### Do this
Find every line in the records below that holds the word "động", and copy it out.

### Dataset records
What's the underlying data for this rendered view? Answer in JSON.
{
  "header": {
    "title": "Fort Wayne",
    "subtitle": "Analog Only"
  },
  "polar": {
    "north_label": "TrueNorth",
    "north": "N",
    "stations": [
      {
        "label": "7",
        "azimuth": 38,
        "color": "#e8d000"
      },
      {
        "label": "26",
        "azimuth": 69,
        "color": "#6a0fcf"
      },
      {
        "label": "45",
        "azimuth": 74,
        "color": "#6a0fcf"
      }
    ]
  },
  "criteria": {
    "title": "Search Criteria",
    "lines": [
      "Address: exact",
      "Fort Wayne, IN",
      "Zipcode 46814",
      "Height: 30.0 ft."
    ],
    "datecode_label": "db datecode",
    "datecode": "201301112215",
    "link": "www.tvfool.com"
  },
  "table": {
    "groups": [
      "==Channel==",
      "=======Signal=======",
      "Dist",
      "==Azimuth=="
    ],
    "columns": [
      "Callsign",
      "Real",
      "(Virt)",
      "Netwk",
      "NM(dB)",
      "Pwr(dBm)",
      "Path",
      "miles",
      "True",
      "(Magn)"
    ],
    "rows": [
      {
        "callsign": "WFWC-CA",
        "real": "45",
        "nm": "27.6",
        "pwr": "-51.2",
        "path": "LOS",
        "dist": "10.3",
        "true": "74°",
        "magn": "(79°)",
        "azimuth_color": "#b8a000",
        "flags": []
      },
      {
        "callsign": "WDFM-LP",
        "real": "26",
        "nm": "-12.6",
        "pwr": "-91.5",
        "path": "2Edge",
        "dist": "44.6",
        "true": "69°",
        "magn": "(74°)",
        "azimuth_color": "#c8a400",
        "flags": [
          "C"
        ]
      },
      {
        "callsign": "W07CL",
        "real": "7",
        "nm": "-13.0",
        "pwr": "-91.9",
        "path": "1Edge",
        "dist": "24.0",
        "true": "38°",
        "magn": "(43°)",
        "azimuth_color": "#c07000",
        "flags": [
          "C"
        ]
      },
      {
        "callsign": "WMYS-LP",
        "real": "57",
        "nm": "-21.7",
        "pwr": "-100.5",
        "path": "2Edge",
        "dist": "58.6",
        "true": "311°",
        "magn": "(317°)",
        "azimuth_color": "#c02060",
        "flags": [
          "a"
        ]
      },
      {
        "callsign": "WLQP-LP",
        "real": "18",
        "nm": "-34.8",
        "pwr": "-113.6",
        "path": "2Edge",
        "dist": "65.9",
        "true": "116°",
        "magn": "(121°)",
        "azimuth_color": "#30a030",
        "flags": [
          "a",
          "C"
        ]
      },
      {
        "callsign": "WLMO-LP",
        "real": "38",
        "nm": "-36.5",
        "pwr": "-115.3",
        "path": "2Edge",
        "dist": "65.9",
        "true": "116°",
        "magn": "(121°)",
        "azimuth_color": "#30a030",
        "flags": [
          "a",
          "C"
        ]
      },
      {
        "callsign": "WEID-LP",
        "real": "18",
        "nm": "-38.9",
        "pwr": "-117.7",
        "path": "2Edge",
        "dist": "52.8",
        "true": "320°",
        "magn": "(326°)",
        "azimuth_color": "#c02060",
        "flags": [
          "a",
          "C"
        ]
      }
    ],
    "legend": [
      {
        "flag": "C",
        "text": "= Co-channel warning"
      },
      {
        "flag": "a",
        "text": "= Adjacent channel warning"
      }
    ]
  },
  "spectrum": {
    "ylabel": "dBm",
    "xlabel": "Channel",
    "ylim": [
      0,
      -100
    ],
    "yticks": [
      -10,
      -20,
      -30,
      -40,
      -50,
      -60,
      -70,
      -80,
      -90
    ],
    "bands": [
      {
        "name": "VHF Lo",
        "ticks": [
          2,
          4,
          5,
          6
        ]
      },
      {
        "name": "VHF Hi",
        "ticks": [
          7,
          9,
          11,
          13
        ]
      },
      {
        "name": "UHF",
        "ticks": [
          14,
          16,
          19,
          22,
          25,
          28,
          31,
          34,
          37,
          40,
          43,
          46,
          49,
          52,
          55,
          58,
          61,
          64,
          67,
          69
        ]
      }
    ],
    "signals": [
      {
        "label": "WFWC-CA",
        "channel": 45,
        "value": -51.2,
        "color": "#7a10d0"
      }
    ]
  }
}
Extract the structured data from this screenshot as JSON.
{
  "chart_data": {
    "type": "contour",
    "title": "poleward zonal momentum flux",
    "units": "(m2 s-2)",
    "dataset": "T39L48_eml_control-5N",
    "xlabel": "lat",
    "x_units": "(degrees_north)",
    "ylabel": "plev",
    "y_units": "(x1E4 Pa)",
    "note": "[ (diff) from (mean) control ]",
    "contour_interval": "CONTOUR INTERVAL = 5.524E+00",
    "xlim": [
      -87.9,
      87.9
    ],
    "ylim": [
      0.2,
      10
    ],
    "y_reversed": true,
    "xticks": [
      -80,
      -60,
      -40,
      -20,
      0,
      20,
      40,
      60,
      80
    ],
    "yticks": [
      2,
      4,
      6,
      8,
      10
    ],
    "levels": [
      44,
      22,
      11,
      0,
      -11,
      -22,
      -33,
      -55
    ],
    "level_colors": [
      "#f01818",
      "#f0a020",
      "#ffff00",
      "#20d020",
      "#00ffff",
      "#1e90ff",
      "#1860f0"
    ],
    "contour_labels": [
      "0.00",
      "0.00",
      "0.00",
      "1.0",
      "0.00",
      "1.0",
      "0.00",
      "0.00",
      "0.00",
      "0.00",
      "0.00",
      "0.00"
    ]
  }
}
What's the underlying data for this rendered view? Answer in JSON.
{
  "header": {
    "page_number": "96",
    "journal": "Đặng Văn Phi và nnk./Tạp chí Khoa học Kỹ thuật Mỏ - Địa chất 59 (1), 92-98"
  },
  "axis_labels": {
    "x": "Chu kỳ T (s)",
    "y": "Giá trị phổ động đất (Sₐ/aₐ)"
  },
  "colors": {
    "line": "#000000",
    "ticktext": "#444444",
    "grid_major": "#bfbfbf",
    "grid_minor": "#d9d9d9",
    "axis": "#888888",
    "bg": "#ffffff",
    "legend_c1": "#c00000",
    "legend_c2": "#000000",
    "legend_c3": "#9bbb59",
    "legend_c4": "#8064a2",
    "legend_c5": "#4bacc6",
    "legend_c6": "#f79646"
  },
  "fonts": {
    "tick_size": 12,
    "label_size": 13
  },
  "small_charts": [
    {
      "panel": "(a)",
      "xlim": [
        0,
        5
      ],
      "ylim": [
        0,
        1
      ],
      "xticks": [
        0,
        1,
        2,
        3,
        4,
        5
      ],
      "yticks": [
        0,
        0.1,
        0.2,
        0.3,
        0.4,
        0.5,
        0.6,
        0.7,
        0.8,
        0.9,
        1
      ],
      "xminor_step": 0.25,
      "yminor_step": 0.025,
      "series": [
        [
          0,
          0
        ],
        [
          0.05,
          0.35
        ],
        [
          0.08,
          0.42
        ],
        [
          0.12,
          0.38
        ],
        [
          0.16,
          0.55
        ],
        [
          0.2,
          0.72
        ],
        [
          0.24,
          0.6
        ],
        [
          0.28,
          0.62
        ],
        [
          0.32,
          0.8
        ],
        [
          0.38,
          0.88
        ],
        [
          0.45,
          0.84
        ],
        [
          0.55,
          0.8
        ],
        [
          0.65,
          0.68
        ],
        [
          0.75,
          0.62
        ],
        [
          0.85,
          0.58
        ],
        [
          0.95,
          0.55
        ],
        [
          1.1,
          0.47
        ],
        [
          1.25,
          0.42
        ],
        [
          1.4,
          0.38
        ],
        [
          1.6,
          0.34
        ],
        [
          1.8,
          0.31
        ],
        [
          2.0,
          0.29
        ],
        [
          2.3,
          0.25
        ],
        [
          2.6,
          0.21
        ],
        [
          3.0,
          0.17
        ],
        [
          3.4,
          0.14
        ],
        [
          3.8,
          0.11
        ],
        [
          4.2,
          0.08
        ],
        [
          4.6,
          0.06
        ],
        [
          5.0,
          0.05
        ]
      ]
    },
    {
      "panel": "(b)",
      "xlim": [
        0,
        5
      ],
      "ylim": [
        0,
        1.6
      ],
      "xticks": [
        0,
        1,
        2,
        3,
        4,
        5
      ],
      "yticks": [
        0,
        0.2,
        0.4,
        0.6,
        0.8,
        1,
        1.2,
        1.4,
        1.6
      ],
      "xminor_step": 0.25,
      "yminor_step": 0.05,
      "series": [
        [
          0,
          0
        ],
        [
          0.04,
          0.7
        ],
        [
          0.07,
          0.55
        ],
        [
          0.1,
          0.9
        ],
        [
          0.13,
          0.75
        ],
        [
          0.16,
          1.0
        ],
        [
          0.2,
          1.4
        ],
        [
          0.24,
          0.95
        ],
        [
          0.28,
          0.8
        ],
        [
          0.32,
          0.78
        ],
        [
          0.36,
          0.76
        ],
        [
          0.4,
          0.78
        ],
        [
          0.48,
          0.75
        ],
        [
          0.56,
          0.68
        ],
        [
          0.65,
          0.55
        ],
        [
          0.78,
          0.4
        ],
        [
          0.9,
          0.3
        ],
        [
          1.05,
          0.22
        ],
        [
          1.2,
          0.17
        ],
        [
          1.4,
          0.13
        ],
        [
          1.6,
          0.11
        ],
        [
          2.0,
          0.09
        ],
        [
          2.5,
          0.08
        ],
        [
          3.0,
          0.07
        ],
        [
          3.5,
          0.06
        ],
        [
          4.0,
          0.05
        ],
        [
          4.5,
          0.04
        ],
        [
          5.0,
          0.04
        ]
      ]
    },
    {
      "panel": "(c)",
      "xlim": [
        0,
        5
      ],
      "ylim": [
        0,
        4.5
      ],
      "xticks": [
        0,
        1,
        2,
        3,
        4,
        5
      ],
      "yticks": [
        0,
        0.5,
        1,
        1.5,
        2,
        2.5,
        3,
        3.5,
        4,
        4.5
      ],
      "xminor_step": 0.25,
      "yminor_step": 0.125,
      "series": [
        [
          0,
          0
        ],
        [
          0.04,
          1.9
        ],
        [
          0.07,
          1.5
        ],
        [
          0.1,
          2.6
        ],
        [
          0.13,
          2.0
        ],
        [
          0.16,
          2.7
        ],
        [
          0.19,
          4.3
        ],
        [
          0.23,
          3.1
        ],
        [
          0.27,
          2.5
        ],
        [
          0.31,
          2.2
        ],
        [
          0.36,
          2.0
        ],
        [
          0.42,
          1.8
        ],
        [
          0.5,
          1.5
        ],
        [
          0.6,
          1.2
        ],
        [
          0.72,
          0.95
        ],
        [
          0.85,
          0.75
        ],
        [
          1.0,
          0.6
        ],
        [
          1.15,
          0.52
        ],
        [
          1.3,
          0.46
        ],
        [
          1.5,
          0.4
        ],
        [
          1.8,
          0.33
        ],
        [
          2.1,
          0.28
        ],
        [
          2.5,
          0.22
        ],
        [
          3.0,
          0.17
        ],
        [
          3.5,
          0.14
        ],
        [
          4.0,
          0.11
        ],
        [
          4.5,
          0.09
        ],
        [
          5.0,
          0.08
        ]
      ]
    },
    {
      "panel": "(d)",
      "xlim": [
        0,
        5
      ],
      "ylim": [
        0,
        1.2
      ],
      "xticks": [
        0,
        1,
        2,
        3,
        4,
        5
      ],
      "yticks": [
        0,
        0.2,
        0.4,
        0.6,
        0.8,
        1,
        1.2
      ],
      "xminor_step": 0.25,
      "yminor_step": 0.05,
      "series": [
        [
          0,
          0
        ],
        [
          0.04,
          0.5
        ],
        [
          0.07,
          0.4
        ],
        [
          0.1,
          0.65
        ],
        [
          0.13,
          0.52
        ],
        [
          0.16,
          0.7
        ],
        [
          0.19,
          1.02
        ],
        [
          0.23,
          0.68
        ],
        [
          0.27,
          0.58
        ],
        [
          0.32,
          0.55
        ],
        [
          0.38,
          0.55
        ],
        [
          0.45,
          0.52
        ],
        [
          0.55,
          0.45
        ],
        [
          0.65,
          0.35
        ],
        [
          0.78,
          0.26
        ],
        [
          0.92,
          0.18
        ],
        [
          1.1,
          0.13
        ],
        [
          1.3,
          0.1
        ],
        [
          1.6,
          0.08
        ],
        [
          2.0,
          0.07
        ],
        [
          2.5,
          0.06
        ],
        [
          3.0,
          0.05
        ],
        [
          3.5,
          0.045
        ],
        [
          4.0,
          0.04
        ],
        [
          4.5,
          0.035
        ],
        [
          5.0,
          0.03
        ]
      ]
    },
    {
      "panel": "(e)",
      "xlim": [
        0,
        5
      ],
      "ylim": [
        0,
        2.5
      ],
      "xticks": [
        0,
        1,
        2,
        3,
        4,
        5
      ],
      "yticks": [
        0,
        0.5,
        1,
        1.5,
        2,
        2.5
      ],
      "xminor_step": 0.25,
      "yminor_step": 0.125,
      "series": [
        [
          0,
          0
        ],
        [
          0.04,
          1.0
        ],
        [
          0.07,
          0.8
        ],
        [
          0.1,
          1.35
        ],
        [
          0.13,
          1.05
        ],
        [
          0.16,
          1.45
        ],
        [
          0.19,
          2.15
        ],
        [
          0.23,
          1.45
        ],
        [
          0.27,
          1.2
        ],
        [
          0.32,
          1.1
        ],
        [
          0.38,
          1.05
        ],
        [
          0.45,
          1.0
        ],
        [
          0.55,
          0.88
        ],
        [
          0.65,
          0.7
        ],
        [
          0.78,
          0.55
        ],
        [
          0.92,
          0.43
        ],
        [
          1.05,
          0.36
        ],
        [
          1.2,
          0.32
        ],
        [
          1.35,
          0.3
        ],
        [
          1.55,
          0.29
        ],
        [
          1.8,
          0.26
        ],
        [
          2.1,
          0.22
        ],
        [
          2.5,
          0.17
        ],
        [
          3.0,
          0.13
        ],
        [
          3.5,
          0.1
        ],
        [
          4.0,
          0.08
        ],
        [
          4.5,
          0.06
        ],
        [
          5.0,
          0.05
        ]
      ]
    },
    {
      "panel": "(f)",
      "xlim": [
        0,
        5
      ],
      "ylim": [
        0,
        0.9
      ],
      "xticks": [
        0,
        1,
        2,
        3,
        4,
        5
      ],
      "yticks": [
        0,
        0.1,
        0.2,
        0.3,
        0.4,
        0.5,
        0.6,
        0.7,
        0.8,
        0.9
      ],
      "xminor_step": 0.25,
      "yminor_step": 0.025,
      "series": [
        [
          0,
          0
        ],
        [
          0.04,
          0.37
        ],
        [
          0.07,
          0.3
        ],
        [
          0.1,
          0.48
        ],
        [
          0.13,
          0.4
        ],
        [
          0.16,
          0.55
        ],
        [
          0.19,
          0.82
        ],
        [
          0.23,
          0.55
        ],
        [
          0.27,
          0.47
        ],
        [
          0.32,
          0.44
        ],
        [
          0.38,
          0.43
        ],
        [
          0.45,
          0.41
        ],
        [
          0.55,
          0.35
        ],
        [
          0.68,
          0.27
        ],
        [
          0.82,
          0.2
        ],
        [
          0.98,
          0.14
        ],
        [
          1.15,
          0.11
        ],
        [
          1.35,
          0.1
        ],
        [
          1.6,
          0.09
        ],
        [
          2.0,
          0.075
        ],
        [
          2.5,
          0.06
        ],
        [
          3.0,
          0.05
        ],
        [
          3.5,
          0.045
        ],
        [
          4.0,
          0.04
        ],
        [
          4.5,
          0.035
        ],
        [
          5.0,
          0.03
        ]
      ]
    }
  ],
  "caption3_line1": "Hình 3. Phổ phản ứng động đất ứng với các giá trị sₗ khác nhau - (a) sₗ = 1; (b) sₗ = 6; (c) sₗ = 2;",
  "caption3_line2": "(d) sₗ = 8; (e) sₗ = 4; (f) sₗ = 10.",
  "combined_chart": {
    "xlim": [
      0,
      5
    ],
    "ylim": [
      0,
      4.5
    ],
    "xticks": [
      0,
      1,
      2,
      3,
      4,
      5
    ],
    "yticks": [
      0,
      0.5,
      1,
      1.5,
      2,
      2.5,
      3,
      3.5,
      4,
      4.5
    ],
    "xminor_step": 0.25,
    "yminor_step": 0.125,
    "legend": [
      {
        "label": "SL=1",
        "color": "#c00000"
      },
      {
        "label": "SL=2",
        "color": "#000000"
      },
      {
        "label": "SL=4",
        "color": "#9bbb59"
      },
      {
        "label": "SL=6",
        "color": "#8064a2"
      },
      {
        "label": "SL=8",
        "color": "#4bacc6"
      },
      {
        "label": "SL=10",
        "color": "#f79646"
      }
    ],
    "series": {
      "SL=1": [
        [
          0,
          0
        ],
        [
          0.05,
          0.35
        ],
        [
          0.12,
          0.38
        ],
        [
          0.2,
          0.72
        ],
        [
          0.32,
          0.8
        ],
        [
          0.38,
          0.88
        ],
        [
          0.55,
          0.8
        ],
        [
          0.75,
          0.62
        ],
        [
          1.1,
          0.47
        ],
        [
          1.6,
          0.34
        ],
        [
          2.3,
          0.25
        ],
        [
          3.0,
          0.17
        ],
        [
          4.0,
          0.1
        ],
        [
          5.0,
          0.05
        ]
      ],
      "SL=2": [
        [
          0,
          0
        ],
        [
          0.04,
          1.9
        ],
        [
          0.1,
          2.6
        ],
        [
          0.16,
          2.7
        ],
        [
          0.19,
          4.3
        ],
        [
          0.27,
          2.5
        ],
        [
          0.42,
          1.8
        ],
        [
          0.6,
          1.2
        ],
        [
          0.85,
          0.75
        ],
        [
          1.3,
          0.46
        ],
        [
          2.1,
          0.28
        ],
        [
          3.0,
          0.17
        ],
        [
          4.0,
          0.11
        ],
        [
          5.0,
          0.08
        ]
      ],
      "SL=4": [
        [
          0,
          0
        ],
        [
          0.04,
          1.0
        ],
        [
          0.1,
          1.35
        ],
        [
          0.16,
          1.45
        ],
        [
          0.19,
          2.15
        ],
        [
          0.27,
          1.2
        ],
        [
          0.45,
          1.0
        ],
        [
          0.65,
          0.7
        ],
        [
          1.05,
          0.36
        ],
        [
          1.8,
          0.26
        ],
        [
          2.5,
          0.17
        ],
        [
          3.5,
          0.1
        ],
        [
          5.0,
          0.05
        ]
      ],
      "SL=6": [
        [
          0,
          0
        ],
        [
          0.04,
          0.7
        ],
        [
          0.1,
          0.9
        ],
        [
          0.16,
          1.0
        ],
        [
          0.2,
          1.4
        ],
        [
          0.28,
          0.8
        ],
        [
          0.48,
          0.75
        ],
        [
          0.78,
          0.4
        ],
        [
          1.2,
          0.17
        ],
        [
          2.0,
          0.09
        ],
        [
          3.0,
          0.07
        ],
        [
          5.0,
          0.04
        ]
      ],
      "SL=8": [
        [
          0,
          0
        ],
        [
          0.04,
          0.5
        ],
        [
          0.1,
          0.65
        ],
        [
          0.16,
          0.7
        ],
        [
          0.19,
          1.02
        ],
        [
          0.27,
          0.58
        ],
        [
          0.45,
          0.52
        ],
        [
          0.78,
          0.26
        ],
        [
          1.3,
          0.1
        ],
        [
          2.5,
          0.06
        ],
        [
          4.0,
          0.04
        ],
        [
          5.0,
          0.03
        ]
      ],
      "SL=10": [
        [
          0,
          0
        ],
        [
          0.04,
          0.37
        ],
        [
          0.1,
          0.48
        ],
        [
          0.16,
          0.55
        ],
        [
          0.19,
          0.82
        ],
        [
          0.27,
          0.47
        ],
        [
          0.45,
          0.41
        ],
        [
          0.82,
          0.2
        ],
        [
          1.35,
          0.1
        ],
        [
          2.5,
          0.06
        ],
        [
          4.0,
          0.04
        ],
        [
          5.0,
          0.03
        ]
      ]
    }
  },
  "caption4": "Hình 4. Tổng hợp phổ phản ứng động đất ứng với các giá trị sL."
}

### Final answer
    "y": "Giá trị phổ động đất (Sₐ/aₐ)"
  "caption3_line1": "Hình 3. Phổ phản ứng động đất ứng với các giá trị sₗ khác nhau - (a) sₗ = 1; (b) sₗ = 6; (c) sₗ = 2;",
  "caption4": "Hình 4. Tổng hợp phổ phản ứng động đất ứng với các giá trị sL."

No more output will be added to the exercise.